Filter the records for lines holding the string "JSON".

Start of Input data

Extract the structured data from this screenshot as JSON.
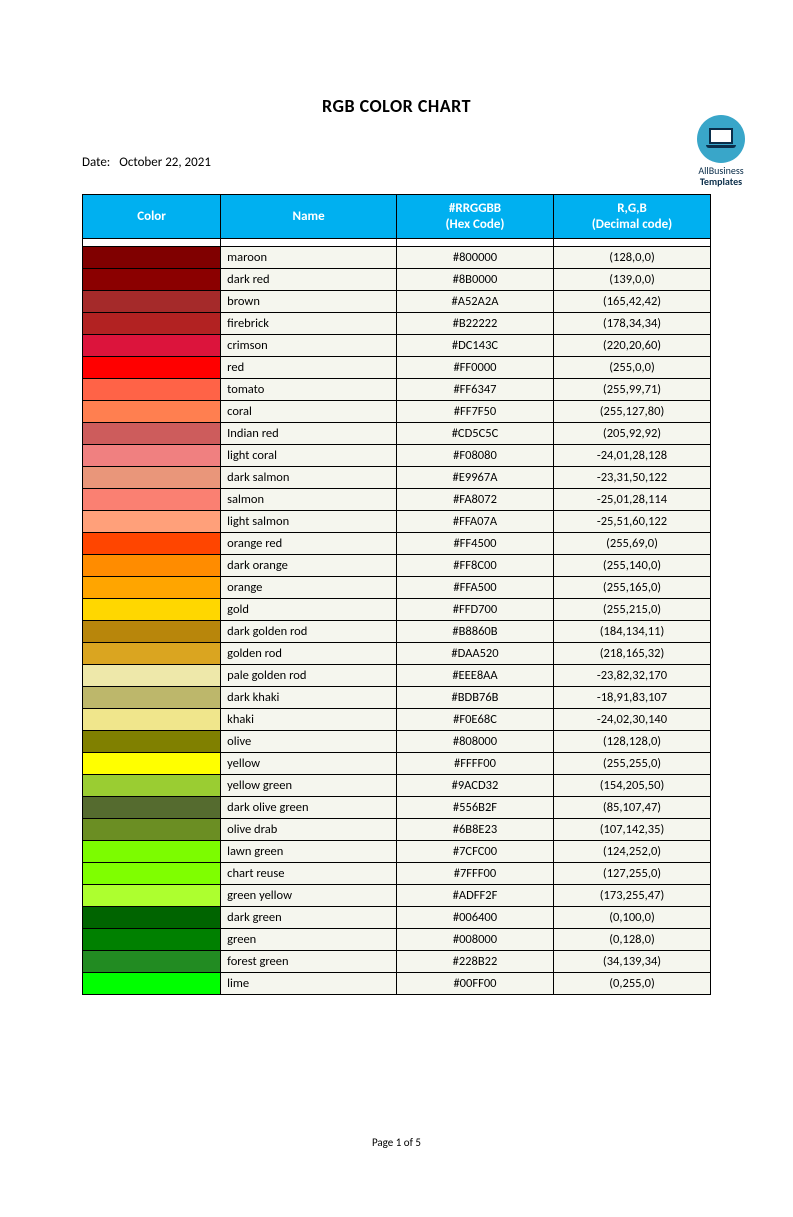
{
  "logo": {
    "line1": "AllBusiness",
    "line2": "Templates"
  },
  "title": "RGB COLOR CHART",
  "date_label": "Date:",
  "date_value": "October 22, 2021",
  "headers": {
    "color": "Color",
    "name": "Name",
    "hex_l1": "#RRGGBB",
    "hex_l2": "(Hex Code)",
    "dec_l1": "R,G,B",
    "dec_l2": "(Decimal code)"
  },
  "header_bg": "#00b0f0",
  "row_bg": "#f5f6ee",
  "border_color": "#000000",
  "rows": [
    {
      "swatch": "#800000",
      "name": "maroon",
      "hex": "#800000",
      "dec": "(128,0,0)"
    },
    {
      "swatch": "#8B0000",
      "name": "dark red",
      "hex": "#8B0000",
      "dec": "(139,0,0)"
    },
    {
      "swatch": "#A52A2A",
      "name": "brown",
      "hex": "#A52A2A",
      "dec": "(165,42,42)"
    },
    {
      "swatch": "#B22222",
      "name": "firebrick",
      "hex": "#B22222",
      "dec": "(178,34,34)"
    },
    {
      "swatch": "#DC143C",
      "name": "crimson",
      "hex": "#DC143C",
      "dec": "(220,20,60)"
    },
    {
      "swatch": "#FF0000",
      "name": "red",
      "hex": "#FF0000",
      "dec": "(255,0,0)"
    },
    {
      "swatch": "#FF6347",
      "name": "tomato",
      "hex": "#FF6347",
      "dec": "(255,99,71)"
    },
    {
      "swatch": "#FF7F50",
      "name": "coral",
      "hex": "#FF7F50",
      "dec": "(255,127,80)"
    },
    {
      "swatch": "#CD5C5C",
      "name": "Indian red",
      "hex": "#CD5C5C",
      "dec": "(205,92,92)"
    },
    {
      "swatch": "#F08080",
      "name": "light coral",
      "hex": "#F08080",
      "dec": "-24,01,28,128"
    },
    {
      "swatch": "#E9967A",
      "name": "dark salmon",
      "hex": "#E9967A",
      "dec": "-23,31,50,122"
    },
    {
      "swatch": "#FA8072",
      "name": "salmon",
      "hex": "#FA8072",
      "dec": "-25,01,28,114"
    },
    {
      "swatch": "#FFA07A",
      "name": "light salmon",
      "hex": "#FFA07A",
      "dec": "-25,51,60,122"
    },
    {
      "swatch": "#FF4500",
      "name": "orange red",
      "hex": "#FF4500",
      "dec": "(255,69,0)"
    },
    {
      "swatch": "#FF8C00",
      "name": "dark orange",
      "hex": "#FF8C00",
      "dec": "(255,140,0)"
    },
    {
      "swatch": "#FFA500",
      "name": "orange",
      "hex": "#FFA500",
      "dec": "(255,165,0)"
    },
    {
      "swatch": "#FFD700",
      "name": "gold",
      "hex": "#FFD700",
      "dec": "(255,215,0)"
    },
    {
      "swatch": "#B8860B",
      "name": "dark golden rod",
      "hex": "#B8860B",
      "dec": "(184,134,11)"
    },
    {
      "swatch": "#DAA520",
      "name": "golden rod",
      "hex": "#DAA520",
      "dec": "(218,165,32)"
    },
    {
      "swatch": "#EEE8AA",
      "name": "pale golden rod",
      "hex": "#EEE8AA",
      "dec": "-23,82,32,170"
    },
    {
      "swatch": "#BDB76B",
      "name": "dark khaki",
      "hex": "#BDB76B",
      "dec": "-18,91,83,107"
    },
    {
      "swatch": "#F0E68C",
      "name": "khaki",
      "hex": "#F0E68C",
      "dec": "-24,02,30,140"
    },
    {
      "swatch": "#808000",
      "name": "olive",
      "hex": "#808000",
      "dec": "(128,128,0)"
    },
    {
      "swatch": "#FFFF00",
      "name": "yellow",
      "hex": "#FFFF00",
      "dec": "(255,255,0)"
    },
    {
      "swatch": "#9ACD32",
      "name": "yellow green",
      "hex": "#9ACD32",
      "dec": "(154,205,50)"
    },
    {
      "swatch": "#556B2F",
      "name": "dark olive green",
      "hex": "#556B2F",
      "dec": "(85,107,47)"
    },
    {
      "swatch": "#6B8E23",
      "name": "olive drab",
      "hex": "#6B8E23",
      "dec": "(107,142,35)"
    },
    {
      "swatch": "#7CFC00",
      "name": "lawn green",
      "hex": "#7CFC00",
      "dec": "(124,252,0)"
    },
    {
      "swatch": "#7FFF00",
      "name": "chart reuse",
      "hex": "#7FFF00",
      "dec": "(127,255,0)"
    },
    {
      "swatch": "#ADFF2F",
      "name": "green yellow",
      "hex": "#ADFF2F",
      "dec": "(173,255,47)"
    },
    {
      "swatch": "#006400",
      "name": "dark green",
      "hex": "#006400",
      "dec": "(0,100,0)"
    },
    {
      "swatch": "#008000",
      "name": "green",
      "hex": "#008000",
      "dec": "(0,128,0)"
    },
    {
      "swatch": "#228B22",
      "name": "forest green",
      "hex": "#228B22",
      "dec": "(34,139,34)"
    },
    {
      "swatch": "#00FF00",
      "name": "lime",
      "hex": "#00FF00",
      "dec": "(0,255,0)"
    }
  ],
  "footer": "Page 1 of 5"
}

End of Input data
Start of Input data

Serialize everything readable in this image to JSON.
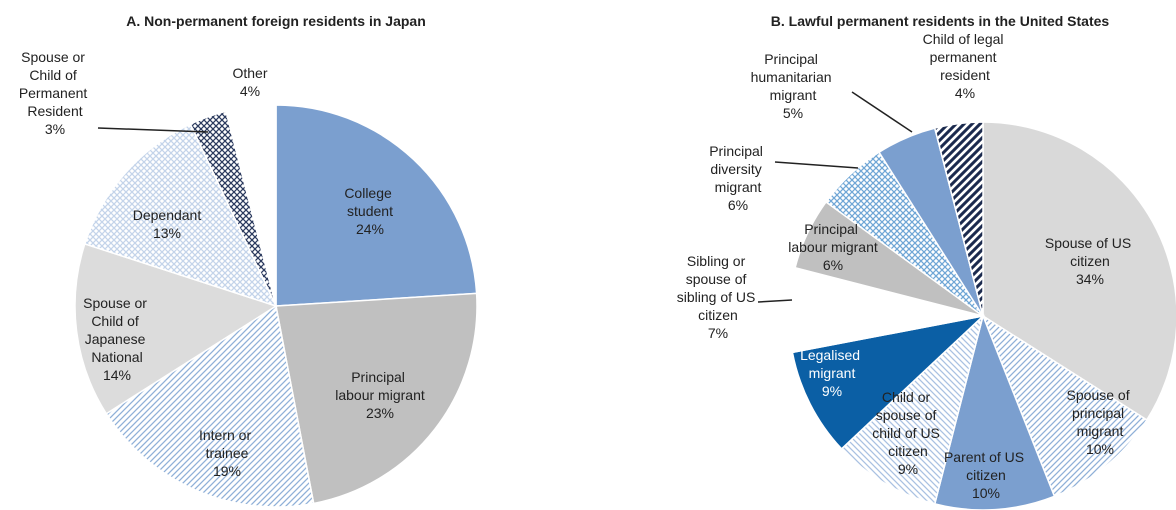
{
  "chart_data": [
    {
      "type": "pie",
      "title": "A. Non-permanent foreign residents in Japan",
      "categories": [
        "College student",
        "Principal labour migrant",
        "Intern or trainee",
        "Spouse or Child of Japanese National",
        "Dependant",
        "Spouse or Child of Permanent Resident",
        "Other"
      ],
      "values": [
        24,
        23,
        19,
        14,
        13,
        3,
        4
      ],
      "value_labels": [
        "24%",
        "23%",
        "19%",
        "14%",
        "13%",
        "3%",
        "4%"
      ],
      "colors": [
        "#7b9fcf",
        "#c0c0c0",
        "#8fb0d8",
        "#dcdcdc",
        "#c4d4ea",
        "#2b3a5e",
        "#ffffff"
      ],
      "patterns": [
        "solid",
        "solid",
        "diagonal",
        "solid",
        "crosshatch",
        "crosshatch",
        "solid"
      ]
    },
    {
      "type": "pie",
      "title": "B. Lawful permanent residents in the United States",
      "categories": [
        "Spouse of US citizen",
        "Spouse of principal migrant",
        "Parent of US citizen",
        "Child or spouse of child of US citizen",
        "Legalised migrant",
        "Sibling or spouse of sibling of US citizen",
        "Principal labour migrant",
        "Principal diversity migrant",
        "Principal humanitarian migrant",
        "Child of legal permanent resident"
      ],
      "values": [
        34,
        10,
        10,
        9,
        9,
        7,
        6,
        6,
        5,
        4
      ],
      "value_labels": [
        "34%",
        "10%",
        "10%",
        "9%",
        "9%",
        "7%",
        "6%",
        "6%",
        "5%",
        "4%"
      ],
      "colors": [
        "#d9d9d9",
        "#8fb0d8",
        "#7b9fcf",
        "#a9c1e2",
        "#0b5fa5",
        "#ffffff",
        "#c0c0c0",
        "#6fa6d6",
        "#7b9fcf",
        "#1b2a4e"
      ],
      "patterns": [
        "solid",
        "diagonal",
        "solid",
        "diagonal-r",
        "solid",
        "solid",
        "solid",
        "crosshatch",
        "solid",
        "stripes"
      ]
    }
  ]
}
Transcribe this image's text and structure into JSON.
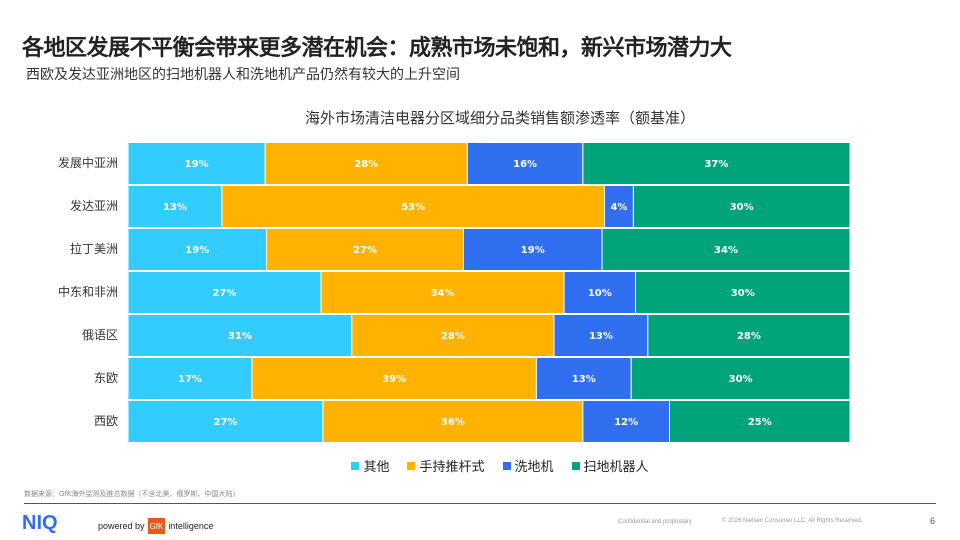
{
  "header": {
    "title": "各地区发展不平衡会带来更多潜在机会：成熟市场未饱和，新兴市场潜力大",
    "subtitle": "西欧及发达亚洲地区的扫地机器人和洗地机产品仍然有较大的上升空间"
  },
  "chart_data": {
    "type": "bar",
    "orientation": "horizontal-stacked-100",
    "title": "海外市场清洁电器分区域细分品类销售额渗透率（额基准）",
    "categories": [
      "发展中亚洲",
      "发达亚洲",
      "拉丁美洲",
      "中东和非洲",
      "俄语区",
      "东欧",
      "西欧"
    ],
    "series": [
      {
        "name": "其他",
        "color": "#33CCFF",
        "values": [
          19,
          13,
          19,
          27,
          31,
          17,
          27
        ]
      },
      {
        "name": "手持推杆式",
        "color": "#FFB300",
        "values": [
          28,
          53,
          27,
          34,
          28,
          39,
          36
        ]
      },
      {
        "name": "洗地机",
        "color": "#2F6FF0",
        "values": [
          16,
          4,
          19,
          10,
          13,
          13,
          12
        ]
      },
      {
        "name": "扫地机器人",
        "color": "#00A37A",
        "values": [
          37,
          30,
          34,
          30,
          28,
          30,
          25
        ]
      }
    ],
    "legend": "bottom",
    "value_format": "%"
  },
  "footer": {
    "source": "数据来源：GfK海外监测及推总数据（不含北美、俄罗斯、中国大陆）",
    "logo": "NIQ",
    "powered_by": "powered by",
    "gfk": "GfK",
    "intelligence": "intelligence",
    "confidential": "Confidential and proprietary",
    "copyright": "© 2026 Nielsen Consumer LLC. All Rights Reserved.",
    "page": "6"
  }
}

End of Input data

# Problem solution:
Extract the structured data from this screenshot as JSON.
Serialize everything readable in this image to JSON.
Transcribe this image's text and structure into JSON.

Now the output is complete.